WHAT IS BEING ASKED >>
Copy the listing verbatim, excluding any images found in it.
— begin GIVEN DATA —
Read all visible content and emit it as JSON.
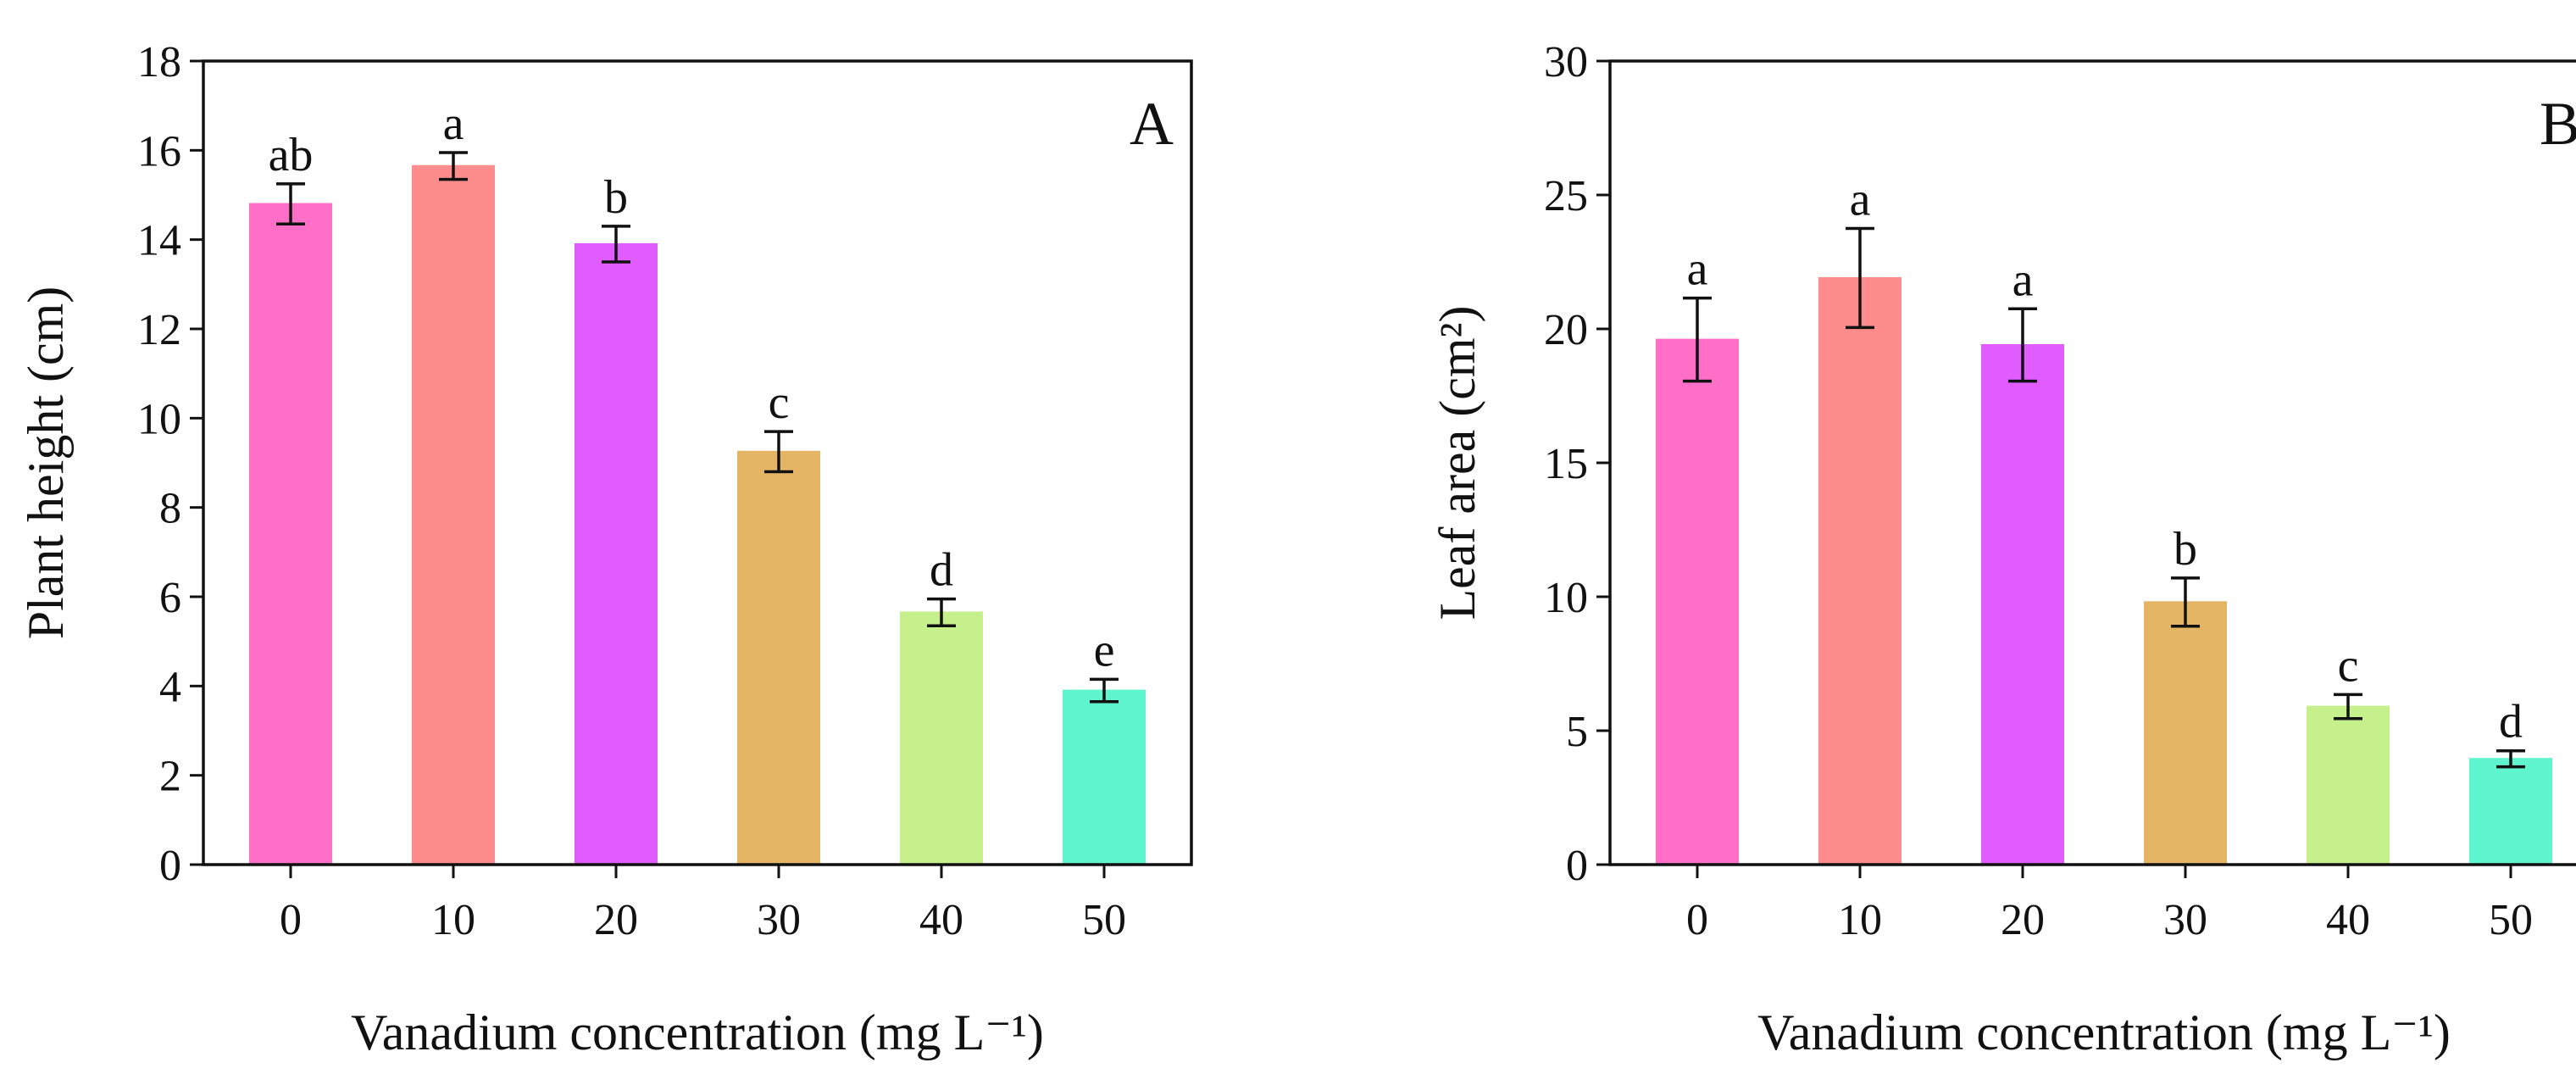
{
  "chart_data": [
    {
      "type": "bar",
      "panel_label": "A",
      "categories": [
        "0",
        "10",
        "20",
        "30",
        "40",
        "50"
      ],
      "values": [
        14.8,
        15.65,
        13.9,
        9.25,
        5.65,
        3.9
      ],
      "errors": [
        0.45,
        0.3,
        0.4,
        0.45,
        0.3,
        0.25
      ],
      "significance": [
        "ab",
        "a",
        "b",
        "c",
        "d",
        "e"
      ],
      "colors": [
        "#ff6fc8",
        "#ff8c8c",
        "#e05cff",
        "#e4b565",
        "#c6f08c",
        "#5ff5cf"
      ],
      "ylabel": "Plant height (cm)",
      "xlabel": "Vanadium concentration (mg L⁻¹)",
      "ylim": [
        0,
        18
      ],
      "yticks": [
        "0",
        "2",
        "4",
        "6",
        "8",
        "10",
        "12",
        "14",
        "16",
        "18"
      ]
    },
    {
      "type": "bar",
      "panel_label": "B",
      "categories": [
        "0",
        "10",
        "20",
        "30",
        "40",
        "50"
      ],
      "values": [
        19.6,
        21.9,
        19.4,
        9.8,
        5.9,
        3.95
      ],
      "errors": [
        1.55,
        1.85,
        1.35,
        0.9,
        0.45,
        0.3
      ],
      "significance": [
        "a",
        "a",
        "a",
        "b",
        "c",
        "d"
      ],
      "colors": [
        "#ff6fc8",
        "#ff8c8c",
        "#e05cff",
        "#e4b565",
        "#c6f08c",
        "#5ff5cf"
      ],
      "ylabel": "Leaf area (cm²)",
      "xlabel": "Vanadium concentration (mg L⁻¹)",
      "ylim": [
        0,
        30
      ],
      "yticks": [
        "0",
        "5",
        "10",
        "15",
        "20",
        "25",
        "30"
      ]
    }
  ]
}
— end GIVEN DATA —
EXPECTED ANSWER >>
Read all visible content and emit it as JSON.
{
  "chart_data": [
    {
      "type": "bar",
      "panel_label": "A",
      "categories": [
        "0",
        "10",
        "20",
        "30",
        "40",
        "50"
      ],
      "values": [
        14.8,
        15.65,
        13.9,
        9.25,
        5.65,
        3.9
      ],
      "errors": [
        0.45,
        0.3,
        0.4,
        0.45,
        0.3,
        0.25
      ],
      "significance": [
        "ab",
        "a",
        "b",
        "c",
        "d",
        "e"
      ],
      "colors": [
        "#ff6fc8",
        "#ff8c8c",
        "#e05cff",
        "#e4b565",
        "#c6f08c",
        "#5ff5cf"
      ],
      "ylabel": "Plant height (cm)",
      "xlabel": "Vanadium concentration (mg L⁻¹)",
      "ylim": [
        0,
        18
      ],
      "yticks": [
        "0",
        "2",
        "4",
        "6",
        "8",
        "10",
        "12",
        "14",
        "16",
        "18"
      ]
    },
    {
      "type": "bar",
      "panel_label": "B",
      "categories": [
        "0",
        "10",
        "20",
        "30",
        "40",
        "50"
      ],
      "values": [
        19.6,
        21.9,
        19.4,
        9.8,
        5.9,
        3.95
      ],
      "errors": [
        1.55,
        1.85,
        1.35,
        0.9,
        0.45,
        0.3
      ],
      "significance": [
        "a",
        "a",
        "a",
        "b",
        "c",
        "d"
      ],
      "colors": [
        "#ff6fc8",
        "#ff8c8c",
        "#e05cff",
        "#e4b565",
        "#c6f08c",
        "#5ff5cf"
      ],
      "ylabel": "Leaf area (cm²)",
      "xlabel": "Vanadium concentration (mg L⁻¹)",
      "ylim": [
        0,
        30
      ],
      "yticks": [
        "0",
        "5",
        "10",
        "15",
        "20",
        "25",
        "30"
      ]
    }
  ]
}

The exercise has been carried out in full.